[What is expected]:
Narrow the data below down to the lines containing "health".

[Items listed in a dataset]:
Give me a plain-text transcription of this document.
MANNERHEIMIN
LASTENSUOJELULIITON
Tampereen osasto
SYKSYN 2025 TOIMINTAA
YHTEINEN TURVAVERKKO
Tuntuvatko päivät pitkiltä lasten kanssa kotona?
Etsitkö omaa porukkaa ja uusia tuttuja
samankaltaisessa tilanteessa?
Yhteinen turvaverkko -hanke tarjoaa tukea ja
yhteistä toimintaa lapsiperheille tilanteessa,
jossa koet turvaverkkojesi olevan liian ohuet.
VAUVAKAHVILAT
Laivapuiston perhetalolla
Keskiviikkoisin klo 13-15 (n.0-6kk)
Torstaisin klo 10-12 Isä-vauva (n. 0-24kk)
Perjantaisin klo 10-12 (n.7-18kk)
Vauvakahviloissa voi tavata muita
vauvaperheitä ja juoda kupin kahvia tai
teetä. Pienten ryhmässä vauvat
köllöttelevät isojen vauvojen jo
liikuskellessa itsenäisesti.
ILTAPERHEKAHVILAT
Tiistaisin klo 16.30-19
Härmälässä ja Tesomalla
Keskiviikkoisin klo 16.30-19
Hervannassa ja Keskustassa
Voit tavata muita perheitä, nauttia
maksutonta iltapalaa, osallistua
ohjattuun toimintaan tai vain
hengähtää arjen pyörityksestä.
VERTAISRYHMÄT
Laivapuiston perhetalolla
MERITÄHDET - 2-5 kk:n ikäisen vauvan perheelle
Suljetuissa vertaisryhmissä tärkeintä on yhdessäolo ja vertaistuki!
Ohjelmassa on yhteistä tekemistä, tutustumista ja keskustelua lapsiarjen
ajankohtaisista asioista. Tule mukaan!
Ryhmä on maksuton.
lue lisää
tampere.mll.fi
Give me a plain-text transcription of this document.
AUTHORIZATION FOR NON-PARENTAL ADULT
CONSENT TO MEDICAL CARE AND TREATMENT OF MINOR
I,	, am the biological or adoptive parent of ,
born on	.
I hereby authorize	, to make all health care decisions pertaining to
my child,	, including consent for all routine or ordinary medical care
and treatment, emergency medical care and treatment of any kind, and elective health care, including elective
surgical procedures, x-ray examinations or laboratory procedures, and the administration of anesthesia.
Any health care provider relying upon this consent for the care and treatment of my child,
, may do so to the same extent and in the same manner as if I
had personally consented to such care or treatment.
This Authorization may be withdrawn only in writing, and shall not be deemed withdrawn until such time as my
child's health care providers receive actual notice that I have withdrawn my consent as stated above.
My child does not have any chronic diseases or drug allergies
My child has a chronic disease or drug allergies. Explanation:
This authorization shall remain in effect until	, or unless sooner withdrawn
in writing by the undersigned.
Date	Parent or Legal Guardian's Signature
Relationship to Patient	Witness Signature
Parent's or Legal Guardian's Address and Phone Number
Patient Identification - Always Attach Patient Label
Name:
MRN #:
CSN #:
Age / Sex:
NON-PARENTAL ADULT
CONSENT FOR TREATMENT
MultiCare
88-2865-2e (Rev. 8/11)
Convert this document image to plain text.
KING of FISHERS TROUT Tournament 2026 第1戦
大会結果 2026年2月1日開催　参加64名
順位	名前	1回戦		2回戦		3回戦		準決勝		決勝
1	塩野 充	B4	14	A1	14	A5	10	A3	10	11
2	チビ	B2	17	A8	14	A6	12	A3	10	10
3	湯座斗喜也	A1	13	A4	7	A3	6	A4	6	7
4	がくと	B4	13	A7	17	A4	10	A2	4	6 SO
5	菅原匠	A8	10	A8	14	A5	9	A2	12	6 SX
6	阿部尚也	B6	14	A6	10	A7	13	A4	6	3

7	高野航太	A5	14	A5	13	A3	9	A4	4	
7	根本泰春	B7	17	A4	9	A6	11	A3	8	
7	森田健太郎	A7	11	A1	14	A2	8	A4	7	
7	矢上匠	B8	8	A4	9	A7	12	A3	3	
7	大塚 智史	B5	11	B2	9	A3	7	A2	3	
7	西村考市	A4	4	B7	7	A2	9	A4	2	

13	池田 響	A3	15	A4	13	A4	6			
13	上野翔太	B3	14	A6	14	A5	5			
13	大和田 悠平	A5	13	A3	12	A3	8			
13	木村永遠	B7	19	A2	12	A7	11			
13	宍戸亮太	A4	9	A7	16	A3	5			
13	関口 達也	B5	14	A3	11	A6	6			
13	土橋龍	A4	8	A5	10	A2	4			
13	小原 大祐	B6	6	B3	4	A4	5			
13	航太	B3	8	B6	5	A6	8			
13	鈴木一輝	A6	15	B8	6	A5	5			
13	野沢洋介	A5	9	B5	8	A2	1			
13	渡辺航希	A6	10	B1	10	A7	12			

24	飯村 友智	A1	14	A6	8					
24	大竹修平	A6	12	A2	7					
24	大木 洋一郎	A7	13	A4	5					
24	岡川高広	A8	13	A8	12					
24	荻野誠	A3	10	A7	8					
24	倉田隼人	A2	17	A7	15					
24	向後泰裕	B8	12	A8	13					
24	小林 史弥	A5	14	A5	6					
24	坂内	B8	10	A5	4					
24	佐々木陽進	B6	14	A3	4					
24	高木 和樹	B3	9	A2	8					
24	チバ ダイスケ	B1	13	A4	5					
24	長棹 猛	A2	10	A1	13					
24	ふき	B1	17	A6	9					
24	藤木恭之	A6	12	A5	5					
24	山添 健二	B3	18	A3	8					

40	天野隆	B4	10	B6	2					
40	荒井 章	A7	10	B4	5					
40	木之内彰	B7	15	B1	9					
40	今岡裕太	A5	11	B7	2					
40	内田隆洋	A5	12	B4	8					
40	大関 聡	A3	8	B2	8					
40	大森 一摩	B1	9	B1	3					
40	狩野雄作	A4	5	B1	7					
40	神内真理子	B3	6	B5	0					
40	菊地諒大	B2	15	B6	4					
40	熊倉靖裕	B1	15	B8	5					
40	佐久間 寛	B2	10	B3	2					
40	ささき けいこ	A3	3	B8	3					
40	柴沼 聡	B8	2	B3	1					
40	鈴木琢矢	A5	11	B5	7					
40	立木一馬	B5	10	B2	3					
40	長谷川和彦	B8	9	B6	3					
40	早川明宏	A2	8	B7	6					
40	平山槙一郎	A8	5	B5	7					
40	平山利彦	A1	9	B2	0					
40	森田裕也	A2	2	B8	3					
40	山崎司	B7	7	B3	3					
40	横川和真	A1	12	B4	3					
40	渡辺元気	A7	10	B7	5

[Task result]:
I hereby authorize	, to make all health care decisions pertaining to
and treatment, emergency medical care and treatment of any kind, and elective health care, including elective
Any health care provider relying upon this consent for the care and treatment of my child,
child's health care providers receive actual notice that I have withdrawn my consent as stated above.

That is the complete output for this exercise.